Top of EXTRACTED MATERIAL

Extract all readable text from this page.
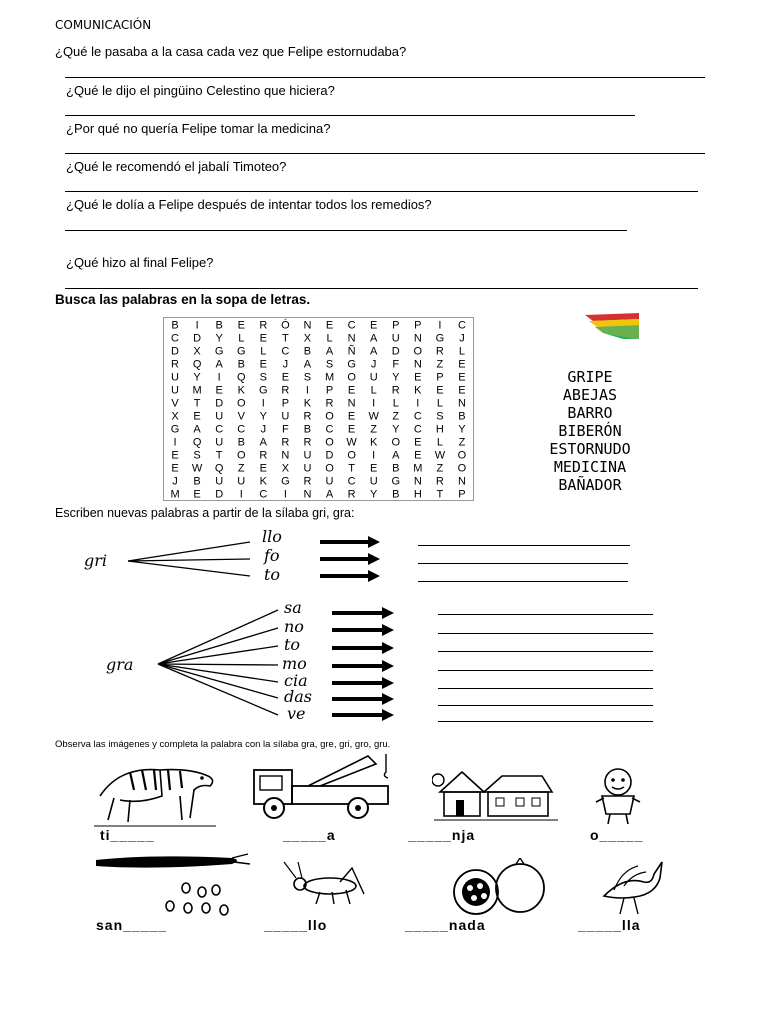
COMUNICACIÓN
¿Qué le pasaba a la casa cada vez que Felipe estornudaba?
¿Qué le dijo el pingüino Celestino que hiciera?
¿Por qué no quería Felipe tomar la medicina?
¿Qué le recomendó el jabalí Timoteo?
¿Qué le dolía a Felipe después de intentar todos los remedios?
¿Qué hizo al final Felipe?
Busca las palabras en la sopa de letras.
B I B E R Ó N E C E P P I C
C D Y L E T X L N A U N G J
D X G G L C B A Ñ A D O R L
R Q A B E J A S G J F N Z E
U Y I Q S E S M O U Y E P E
U M E K G R I P E L R K E E
V T D O I P K R N I L I L N
X E U V Y U R O E W Z C S B
G A C C J F B C E Z Y C H Y
I Q U B A R R O W K O E L Z
E S T O R N U D O I A E W O
E W Q Z E X U O T E B M Z O
J B U U K G R U C U G N R N
M E D I C I N A R Y B H T P
GRIPE
ABEJAS
BARRO
BIBERÓN
ESTORNUDO
MEDICINA
BAÑADOR
Escriben nuevas palabras a partir de la sílaba gri, gra:
gri
llo
fo
to
gra
sa
no
to
mo
cia
das
ve
Observa las imágenes y completa la palabra con la sílaba gra, gre, gri, gro, gru.
ti_____	_____a	_____nja	o_____
san_____	_____llo	_____nada	_____lla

Bottom of EXTRACTED MATERIAL

--- WORK TO BE COMPLETED ---
Only the lines containing "palabras" are needed; pull them out of the listing.

--- RESPONSE ---
Busca las palabras en la sopa de letras.
Escriben nuevas palabras a partir de la sílaba gri, gra:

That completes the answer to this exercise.